Take each line containing the word "text" and copy it.

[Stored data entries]
++++++++

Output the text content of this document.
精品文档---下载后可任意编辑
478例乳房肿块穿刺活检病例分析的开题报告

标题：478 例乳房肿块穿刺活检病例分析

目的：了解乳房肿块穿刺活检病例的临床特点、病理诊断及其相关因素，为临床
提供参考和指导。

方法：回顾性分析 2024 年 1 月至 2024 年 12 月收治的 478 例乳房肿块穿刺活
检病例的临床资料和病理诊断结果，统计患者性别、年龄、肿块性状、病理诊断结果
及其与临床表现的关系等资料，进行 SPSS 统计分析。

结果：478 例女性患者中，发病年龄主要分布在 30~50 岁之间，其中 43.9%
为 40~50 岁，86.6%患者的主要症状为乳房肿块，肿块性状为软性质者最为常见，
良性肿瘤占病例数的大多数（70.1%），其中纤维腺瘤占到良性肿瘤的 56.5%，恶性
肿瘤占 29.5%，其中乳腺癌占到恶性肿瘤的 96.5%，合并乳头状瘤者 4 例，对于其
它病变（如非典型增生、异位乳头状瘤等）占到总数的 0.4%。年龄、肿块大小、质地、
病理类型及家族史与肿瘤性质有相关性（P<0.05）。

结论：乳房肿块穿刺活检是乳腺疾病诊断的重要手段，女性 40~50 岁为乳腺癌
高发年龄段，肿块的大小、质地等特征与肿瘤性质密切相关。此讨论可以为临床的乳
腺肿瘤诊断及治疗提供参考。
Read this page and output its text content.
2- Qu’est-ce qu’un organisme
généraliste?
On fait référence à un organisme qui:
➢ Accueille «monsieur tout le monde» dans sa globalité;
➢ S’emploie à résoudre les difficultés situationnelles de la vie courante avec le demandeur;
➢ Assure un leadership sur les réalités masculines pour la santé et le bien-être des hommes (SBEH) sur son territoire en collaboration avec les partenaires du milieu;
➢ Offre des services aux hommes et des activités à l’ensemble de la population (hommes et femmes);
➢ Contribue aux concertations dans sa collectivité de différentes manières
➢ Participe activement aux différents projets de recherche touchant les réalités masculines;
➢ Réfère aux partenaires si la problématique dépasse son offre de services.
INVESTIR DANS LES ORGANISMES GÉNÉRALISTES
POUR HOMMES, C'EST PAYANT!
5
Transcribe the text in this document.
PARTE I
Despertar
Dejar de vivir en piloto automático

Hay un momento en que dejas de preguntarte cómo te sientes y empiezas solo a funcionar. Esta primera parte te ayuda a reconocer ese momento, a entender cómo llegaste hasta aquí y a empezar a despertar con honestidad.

++++++++

• Answer
Output the text content of this document.
Read this page and output its text content.
Transcribe the text in this document.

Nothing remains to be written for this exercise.